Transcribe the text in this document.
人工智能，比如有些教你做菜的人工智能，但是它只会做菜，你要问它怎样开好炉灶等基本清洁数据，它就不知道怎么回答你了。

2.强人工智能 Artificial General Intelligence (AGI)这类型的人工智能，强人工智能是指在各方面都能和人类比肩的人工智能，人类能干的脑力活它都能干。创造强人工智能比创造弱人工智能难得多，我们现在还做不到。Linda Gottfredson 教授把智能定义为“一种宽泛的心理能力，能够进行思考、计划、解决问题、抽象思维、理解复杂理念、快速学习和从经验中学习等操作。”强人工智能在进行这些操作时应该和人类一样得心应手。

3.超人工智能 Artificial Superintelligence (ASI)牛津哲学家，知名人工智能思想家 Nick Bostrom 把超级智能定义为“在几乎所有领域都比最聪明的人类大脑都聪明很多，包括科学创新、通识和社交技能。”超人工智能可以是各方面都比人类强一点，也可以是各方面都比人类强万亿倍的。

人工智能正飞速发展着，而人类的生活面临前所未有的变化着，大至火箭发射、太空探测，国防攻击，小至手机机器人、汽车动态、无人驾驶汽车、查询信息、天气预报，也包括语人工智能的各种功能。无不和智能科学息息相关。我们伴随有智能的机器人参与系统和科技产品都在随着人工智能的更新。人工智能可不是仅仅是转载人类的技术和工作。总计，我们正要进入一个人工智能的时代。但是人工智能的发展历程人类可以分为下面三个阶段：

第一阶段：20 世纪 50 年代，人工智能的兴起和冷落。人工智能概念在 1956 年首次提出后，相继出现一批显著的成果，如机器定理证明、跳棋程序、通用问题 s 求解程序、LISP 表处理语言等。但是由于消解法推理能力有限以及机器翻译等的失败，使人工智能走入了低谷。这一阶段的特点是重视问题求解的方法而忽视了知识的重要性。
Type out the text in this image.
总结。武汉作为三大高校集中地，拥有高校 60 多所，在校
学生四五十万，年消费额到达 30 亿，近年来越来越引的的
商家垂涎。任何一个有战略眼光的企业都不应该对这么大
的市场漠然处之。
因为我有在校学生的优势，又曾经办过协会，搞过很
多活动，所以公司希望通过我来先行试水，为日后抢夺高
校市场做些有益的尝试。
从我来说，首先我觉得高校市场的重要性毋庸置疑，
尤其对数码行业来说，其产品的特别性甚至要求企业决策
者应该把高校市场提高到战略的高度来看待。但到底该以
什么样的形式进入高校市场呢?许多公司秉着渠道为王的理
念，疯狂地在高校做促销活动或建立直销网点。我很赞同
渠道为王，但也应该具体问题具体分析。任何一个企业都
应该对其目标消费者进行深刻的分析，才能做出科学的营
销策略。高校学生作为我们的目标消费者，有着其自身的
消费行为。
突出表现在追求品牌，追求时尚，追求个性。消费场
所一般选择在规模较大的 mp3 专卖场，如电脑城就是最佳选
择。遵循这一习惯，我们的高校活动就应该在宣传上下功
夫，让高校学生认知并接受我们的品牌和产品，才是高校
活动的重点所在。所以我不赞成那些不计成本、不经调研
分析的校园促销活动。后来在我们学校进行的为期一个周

◆ ◆ ◆ ◆ ◆

▶ What to produce
Your task is to give the records above again, exactly.

▶ Result of the task
Transcribe the text in this document.
人工智能，比如有些教你做菜的人工智能，但是它只会做菜，你要问它怎样开好炉灶等基本清洁数据，它就不知道怎么回答你了。

2.强人工智能 Artificial General Intelligence (AGI)这类型的人工智能，强人工智能是指在各方面都能和人类比肩的人工智能，人类能干的脑力活它都能干。创造强人工智能比创造弱人工智能难得多，我们现在还做不到。Linda Gottfredson 教授把智能定义为“一种宽泛的心理能力，能够进行思考、计划、解决问题、抽象思维、理解复杂理念、快速学习和从经验中学习等操作。”强人工智能在进行这些操作时应该和人类一样得心应手。

3.超人工智能 Artificial Superintelligence (ASI)牛津哲学家，知名人工智能思想家 Nick Bostrom 把超级智能定义为“在几乎所有领域都比最聪明的人类大脑都聪明很多，包括科学创新、通识和社交技能。”超人工智能可以是各方面都比人类强一点，也可以是各方面都比人类强万亿倍的。

人工智能正飞速发展着，而人类的生活面临前所未有的变化着，大至火箭发射、太空探测，国防攻击，小至手机机器人、汽车动态、无人驾驶汽车、查询信息、天气预报，也包括语人工智能的各种功能。无不和智能科学息息相关。我们伴随有智能的机器人参与系统和科技产品都在随着人工智能的更新。人工智能可不是仅仅是转载人类的技术和工作。总计，我们正要进入一个人工智能的时代。但是人工智能的发展历程人类可以分为下面三个阶段：

第一阶段：20 世纪 50 年代，人工智能的兴起和冷落。人工智能概念在 1956 年首次提出后，相继出现一批显著的成果，如机器定理证明、跳棋程序、通用问题 s 求解程序、LISP 表处理语言等。但是由于消解法推理能力有限以及机器翻译等的失败，使人工智能走入了低谷。这一阶段的特点是重视问题求解的方法而忽视了知识的重要性。
Type out the text in this image.
总结。武汉作为三大高校集中地，拥有高校 60 多所，在校
学生四五十万，年消费额到达 30 亿，近年来越来越引的的
商家垂涎。任何一个有战略眼光的企业都不应该对这么大
的市场漠然处之。
因为我有在校学生的优势，又曾经办过协会，搞过很
多活动，所以公司希望通过我来先行试水，为日后抢夺高
校市场做些有益的尝试。
从我来说，首先我觉得高校市场的重要性毋庸置疑，
尤其对数码行业来说，其产品的特别性甚至要求企业决策
者应该把高校市场提高到战略的高度来看待。但到底该以
什么样的形式进入高校市场呢?许多公司秉着渠道为王的理
念，疯狂地在高校做促销活动或建立直销网点。我很赞同
渠道为王，但也应该具体问题具体分析。任何一个企业都
应该对其目标消费者进行深刻的分析，才能做出科学的营
销策略。高校学生作为我们的目标消费者，有着其自身的
消费行为。
突出表现在追求品牌，追求时尚，追求个性。消费场
所一般选择在规模较大的 mp3 专卖场，如电脑城就是最佳选
择。遵循这一习惯，我们的高校活动就应该在宣传上下功
夫，让高校学生认知并接受我们的品牌和产品，才是高校
活动的重点所在。所以我不赞成那些不计成本、不经调研
分析的校园促销活动。后来在我们学校进行的为期一个周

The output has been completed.